▶ **REQUIREMENTS**: Please report every line from the material that contains the word "Atlantic".

▶ **ENTRIES PROVIDED**:
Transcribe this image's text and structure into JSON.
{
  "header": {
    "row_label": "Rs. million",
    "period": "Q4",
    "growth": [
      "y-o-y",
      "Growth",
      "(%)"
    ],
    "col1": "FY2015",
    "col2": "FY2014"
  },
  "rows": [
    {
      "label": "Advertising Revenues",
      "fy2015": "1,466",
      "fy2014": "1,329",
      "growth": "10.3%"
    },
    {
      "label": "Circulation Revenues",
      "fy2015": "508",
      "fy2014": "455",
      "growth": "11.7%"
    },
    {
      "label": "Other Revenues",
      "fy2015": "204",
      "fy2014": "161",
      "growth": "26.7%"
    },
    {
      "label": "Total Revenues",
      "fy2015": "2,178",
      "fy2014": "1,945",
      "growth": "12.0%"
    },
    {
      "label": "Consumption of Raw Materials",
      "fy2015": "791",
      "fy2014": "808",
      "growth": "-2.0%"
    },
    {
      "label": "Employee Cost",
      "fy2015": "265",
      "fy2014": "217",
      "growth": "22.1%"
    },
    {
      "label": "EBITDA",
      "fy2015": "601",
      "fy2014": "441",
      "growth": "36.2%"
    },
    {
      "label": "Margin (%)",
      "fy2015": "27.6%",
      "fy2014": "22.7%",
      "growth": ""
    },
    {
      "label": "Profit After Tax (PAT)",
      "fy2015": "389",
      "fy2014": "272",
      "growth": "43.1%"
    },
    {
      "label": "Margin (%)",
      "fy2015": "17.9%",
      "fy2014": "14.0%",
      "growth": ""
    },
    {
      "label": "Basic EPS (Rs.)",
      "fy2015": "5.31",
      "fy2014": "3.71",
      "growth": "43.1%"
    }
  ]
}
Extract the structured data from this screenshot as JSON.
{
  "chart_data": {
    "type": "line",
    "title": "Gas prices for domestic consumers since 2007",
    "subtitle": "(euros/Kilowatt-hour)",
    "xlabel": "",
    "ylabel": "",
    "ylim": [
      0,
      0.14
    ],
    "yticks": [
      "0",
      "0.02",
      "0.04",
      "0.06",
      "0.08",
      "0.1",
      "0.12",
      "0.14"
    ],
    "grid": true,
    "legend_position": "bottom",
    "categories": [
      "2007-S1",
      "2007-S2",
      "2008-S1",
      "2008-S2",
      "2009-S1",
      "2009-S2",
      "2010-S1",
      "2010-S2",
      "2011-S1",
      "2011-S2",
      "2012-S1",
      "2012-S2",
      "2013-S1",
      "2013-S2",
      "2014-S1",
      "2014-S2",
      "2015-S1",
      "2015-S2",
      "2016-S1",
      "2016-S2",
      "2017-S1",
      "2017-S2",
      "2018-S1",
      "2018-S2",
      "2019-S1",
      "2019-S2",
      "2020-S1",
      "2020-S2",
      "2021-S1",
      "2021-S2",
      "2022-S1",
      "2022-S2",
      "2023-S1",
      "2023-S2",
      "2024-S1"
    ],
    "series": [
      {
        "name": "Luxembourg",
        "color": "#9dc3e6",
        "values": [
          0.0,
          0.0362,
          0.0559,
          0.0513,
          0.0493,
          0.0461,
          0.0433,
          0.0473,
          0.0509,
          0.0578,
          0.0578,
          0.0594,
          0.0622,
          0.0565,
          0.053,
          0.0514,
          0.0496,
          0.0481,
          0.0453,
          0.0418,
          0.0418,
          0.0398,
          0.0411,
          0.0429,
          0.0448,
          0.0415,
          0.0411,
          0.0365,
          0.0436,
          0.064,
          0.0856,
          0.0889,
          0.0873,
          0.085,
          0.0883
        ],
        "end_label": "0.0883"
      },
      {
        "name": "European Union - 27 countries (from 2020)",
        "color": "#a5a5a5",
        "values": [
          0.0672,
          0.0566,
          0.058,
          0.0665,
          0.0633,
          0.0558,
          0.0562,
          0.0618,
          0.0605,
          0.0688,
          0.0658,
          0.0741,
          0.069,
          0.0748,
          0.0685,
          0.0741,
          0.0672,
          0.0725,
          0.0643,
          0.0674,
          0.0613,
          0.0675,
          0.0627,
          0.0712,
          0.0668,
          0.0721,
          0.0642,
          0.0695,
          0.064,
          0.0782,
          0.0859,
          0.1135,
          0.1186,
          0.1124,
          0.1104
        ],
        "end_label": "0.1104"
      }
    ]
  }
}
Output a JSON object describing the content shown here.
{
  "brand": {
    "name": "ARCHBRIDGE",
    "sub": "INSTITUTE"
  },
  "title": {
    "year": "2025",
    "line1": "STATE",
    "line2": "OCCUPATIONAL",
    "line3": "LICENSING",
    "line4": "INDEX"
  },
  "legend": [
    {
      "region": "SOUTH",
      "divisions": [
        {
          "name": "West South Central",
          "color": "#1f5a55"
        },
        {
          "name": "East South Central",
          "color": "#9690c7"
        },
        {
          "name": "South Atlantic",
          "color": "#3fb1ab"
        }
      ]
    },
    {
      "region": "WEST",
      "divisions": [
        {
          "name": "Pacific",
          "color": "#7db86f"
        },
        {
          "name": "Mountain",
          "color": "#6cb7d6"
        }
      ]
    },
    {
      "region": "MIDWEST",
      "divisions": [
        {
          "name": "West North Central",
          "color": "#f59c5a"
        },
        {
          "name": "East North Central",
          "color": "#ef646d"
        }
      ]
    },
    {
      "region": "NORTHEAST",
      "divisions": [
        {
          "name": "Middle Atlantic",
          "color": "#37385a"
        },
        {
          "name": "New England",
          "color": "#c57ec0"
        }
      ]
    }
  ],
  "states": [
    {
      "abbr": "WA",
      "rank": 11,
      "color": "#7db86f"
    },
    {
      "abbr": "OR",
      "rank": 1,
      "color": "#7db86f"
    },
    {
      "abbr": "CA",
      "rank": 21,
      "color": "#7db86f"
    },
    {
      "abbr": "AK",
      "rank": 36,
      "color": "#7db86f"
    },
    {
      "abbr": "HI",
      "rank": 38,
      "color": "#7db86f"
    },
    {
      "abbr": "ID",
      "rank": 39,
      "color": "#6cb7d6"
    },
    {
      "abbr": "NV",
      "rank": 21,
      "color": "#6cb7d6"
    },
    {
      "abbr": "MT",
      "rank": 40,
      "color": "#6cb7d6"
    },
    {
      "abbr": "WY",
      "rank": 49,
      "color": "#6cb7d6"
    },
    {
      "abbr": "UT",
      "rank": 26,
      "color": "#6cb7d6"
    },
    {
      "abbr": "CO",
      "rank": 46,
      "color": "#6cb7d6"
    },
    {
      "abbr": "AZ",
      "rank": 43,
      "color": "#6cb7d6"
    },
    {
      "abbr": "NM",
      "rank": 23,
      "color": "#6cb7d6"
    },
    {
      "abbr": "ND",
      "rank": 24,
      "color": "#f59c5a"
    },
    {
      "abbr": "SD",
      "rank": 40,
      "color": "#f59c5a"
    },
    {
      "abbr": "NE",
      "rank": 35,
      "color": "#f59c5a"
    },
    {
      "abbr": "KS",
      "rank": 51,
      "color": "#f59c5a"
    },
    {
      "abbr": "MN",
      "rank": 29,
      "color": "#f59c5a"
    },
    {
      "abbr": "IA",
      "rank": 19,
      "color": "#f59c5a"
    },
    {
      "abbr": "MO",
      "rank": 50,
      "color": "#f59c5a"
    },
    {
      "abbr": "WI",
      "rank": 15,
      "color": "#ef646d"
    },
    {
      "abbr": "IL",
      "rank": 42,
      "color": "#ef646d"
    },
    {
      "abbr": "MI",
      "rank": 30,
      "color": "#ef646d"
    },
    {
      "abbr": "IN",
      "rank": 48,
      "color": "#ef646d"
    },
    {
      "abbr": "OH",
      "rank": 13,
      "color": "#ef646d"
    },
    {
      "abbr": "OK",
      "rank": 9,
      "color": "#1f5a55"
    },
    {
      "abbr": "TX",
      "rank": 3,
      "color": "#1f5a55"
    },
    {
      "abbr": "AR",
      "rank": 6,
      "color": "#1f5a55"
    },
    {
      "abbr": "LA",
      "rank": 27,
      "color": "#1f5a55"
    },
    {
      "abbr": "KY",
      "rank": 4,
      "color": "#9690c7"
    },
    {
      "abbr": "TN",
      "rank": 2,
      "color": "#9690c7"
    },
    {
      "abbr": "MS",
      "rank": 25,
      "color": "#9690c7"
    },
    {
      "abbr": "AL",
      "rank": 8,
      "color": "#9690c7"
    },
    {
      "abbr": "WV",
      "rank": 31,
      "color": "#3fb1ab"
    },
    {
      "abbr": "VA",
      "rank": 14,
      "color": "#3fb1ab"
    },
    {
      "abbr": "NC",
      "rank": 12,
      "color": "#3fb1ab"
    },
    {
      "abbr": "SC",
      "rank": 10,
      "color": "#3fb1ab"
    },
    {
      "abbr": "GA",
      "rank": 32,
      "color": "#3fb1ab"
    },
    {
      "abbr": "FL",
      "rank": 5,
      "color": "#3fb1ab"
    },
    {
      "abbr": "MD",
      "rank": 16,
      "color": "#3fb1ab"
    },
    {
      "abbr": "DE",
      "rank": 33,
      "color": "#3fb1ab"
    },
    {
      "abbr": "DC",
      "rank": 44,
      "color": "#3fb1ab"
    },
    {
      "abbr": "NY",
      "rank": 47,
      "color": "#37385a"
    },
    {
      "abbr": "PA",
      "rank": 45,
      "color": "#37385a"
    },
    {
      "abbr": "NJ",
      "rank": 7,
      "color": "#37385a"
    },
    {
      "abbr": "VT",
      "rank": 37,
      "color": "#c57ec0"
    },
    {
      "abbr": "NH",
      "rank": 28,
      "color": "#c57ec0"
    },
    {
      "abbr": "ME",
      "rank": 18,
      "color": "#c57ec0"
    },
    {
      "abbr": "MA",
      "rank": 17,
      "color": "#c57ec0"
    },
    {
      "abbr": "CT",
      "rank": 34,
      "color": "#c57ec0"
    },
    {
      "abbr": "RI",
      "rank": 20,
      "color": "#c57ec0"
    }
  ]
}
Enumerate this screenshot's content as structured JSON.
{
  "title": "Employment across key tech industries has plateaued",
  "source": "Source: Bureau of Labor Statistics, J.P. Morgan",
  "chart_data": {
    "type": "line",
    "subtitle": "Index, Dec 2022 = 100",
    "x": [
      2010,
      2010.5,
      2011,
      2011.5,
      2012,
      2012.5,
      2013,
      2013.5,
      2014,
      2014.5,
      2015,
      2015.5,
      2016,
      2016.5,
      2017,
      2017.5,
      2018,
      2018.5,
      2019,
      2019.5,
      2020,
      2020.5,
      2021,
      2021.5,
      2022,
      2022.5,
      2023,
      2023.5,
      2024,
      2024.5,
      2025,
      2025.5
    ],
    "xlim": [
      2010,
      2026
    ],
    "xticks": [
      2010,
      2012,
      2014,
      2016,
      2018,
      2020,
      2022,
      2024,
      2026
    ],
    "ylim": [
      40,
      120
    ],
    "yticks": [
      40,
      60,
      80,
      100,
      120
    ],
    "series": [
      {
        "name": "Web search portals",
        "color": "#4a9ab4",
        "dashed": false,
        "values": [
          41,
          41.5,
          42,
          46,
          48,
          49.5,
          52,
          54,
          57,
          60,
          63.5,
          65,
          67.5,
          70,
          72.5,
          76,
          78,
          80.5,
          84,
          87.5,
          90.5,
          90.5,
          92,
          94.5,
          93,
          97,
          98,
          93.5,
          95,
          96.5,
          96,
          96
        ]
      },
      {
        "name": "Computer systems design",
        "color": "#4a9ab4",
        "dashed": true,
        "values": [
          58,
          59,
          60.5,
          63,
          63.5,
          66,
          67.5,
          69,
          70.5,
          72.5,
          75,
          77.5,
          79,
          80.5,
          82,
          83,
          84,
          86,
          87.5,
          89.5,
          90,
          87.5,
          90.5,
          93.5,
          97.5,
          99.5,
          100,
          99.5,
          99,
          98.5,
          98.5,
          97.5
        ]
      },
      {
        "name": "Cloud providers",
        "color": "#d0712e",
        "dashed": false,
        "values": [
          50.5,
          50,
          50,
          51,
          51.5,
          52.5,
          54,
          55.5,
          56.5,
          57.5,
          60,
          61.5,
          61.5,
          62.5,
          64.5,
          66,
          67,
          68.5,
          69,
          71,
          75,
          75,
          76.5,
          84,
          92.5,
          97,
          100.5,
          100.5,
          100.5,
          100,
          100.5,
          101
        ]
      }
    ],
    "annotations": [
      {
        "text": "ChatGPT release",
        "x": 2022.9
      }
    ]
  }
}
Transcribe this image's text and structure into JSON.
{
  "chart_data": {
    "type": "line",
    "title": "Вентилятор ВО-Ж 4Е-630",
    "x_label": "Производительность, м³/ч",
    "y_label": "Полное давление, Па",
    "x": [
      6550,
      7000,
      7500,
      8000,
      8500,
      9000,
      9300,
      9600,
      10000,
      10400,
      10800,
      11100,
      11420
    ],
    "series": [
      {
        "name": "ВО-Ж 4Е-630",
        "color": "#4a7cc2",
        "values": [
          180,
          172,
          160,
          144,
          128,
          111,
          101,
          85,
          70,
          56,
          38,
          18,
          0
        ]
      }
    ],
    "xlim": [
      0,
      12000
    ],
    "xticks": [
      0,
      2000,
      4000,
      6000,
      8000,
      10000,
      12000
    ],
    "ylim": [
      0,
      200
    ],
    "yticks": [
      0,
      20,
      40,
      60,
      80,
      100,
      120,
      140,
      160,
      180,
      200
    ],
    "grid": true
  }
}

▶ **SOLUTION FOR THIS TASK**:
          "name": "South Atlantic",
          "name": "Middle Atlantic",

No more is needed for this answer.